• _TEXTAUSZUG_
Berlin-Kulturstaatsministerin Claudia Roth hat den Willen der Bundesregierung zur Unterstützung der Ukraine unterstrichen. „Wir wollen geben, was immer möglich ist, um der Ukraine zu ermöglichen, sich zu verteidigen“, sagte die Grünen-Politikerin am Freitagabend in Berlin nach der Premiere des ukrainischen Dokumentarfilms „Oh, Sister“ über die Rolle von Frauen im Kampf der Ukraine angesichts der russischen Angreifer. Dies betreffe nicht nur Waffen, sondern auch Hilfe etwa im humanitären Bereich oder bei der Rekonstruktion kultureller Einrichtungen.

Roth verurteilte den russischen Angriff als Krieg auch gegen die Kultur. Seit Beginn der Auseinandersetzungen seien mehr als 1000 Museen, Theater, Kinos, Büchereien, Archive zerstört oder beschädigt worden. Dadurch solle die kulturelle Identität der Ukraine zerstört werden. „Es ist eine fürchterliche Waffe, die Erinnerung und Identität von Menschen in der Ukraine zu zerstören“, sagte Roth.

Die ukrainische Bürgerrechtlerin Oleksandra Matviychuk, deren Organisation Zentrum für bürgerliche Freiheiten (CCL) mit dem Friedensnobelpreis ausgezeichnet wurde, sprach von einem Krieg nicht nur zwischen zwei Staaten, sondern zwischen den beiden Systemen von Autokratie und Demokratie. Ihre Organisation habe seit Beginn des russischen Angriffs etwa 27 000 Kriegsverbrechen dokumentiert.

Es müsse jetzt ein internationales Tribunal eingerichtet werden, forderte Matviychuk. Dies wäre ein kraftvolles Zeichen, um Russland die Konsequenzen seiner Handlungen klar zu machen. „Es würde Leben retten“, sagte die Juristin. Roth unterstützte die Forderung nach einer raschen Installation eines solchen Gerichts.

Der Film „Oh, Sister“ der ukrainischen Filmemacherin Hanna Kopylova begleitet den Besuch der Friedensnobelpreisträgerinnen Tawakkol Karman, Jody Williams und Leymah Gbowee Krakau in Polen und in der Ukraine, wo sie sich im Sommer über das Engagement ukrainischer Frauen für Frieden, Menschenrechte, Unabhängigkeit, Würde und Wohlstand informierten.

• _DEINE AUFGABE_
Schreib aus dem Artikel über Claudia Roth und die Ukraine die Stelle von „Die ukrainische Bürgerrechtlerin“ bis einschließlich „000 Kriegsverbrechen dokumentiert.“ genau ab.

(Strukturierte Daten zur Seitenanalyse)
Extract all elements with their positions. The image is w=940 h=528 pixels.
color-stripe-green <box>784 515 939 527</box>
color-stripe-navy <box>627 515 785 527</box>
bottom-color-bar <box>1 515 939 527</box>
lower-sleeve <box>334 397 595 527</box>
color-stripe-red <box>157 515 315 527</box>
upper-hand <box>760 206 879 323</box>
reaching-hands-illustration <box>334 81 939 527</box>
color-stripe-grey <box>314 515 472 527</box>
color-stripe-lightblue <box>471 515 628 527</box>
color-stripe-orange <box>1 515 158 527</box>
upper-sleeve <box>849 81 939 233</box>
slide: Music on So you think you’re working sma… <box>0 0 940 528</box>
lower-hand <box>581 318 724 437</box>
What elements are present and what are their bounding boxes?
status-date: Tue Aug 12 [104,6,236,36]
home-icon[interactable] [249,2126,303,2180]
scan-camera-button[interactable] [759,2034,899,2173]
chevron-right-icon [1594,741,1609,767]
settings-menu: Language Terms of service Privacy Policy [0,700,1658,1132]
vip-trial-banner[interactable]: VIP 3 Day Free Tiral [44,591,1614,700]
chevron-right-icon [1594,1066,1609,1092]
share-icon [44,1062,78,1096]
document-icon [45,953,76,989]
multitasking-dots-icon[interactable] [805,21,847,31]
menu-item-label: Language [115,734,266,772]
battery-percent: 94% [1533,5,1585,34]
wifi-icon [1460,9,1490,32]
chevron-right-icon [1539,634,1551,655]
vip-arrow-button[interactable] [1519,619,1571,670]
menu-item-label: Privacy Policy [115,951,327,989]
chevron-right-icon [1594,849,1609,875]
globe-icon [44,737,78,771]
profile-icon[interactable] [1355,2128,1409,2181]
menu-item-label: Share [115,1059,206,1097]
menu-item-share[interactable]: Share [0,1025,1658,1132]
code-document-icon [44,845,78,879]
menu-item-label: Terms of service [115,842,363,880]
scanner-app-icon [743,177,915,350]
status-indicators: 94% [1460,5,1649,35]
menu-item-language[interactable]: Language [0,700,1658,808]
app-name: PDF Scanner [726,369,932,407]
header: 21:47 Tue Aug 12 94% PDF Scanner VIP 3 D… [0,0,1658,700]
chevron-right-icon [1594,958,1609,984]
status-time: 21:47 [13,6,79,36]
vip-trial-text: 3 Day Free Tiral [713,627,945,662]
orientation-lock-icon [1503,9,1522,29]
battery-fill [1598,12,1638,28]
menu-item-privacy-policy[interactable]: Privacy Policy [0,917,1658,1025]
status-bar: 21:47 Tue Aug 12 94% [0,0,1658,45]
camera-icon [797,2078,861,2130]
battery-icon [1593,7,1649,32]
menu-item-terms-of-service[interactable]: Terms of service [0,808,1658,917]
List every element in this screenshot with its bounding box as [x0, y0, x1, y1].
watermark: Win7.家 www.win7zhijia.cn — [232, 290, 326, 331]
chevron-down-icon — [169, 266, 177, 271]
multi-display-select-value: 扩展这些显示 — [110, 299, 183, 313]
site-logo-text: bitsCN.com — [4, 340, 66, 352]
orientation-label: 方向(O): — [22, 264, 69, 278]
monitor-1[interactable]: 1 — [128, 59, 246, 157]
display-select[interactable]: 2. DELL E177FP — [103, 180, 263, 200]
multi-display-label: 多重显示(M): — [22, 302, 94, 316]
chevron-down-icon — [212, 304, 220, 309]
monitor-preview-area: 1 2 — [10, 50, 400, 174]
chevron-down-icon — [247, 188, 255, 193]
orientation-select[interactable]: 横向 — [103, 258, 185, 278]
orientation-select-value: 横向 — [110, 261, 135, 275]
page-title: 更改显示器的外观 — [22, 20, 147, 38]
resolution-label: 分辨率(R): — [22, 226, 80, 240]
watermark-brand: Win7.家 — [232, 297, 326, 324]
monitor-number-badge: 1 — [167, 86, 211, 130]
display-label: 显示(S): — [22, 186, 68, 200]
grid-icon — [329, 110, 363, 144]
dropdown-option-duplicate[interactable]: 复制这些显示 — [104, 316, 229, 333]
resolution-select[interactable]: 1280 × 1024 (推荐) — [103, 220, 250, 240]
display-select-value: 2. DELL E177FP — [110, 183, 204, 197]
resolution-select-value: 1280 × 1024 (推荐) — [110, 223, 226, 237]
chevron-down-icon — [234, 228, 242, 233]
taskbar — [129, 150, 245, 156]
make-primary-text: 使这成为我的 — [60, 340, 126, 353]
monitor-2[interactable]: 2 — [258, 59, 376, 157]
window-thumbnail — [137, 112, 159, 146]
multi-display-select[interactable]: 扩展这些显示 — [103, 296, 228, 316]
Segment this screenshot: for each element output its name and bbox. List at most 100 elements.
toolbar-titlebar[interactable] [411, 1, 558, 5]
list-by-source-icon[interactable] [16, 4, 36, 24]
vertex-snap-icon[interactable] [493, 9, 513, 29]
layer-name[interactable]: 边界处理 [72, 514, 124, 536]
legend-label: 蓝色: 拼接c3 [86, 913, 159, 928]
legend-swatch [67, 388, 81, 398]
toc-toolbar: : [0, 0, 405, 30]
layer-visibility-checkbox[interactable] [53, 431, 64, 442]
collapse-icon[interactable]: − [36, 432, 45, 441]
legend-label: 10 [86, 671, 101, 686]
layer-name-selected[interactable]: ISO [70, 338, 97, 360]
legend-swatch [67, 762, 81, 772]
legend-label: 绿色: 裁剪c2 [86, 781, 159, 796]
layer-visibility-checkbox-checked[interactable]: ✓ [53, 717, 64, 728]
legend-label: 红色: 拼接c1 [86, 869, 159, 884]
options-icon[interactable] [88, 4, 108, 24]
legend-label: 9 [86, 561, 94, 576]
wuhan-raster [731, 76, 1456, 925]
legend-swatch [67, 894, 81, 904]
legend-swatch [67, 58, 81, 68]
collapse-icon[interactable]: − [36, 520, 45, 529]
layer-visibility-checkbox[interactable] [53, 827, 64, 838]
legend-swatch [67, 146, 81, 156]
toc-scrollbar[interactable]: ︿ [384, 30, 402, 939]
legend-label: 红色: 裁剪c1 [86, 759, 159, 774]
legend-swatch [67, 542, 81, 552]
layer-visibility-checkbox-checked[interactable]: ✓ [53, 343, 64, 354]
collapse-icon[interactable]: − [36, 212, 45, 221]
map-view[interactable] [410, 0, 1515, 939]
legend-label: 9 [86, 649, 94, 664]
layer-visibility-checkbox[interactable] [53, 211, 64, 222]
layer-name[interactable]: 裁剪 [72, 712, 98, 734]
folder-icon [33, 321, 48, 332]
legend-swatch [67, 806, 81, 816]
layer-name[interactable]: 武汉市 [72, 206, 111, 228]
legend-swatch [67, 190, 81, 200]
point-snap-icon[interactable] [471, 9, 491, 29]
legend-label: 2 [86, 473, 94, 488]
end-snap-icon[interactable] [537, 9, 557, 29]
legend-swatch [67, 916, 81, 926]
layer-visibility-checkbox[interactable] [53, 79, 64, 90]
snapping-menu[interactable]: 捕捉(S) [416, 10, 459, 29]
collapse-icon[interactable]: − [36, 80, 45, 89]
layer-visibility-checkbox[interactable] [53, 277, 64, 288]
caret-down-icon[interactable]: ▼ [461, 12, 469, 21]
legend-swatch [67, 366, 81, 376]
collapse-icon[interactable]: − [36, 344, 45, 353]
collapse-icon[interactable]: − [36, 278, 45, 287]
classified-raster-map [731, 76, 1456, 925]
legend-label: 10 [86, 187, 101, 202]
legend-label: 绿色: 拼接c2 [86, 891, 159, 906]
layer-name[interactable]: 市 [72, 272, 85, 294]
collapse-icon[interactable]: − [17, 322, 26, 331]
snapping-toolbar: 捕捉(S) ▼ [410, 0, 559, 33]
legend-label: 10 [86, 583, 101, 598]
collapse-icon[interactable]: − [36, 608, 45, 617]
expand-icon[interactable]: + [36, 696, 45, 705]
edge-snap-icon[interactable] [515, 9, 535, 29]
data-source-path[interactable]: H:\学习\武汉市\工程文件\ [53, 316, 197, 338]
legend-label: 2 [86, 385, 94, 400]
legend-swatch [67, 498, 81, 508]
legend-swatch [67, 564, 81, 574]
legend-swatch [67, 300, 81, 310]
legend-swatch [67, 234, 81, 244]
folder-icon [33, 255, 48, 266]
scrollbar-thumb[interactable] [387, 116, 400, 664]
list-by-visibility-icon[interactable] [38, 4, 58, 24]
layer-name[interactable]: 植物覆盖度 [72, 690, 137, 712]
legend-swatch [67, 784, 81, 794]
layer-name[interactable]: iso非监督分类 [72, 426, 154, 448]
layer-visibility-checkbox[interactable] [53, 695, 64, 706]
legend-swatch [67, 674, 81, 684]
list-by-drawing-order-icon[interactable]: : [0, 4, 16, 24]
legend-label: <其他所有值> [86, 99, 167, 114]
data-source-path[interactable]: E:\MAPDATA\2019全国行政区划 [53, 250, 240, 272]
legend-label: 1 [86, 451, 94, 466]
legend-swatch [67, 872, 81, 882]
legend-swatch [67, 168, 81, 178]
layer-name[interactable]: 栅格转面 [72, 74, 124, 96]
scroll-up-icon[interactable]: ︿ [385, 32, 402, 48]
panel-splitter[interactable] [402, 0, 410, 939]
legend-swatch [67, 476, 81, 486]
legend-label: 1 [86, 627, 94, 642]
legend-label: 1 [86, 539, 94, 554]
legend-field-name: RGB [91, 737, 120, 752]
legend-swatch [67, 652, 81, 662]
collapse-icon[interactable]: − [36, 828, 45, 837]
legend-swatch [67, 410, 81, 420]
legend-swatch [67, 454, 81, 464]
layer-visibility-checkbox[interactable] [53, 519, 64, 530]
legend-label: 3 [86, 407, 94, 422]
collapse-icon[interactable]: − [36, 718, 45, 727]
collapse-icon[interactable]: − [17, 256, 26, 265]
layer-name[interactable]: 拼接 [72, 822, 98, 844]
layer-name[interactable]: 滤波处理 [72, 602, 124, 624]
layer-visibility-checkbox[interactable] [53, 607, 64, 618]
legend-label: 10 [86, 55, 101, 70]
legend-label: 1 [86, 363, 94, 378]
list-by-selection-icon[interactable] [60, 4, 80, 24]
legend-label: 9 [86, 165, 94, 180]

• _LÖSUNG_
Die ukrainische Bürgerrechtlerin Oleksandra Matviychuk, deren Organisation Zentrum für bürgerliche Freiheiten (CCL) mit dem Friedensnobelpreis ausgezeichnet wurde, sprach von einem Krieg nicht nur zwischen zwei Staaten, sondern zwischen den beiden Systemen von Autokratie und Demokratie. Ihre Organisation habe seit Beginn des russischen Angriffs etwa 27 000 Kriegsverbrechen dokumentiert.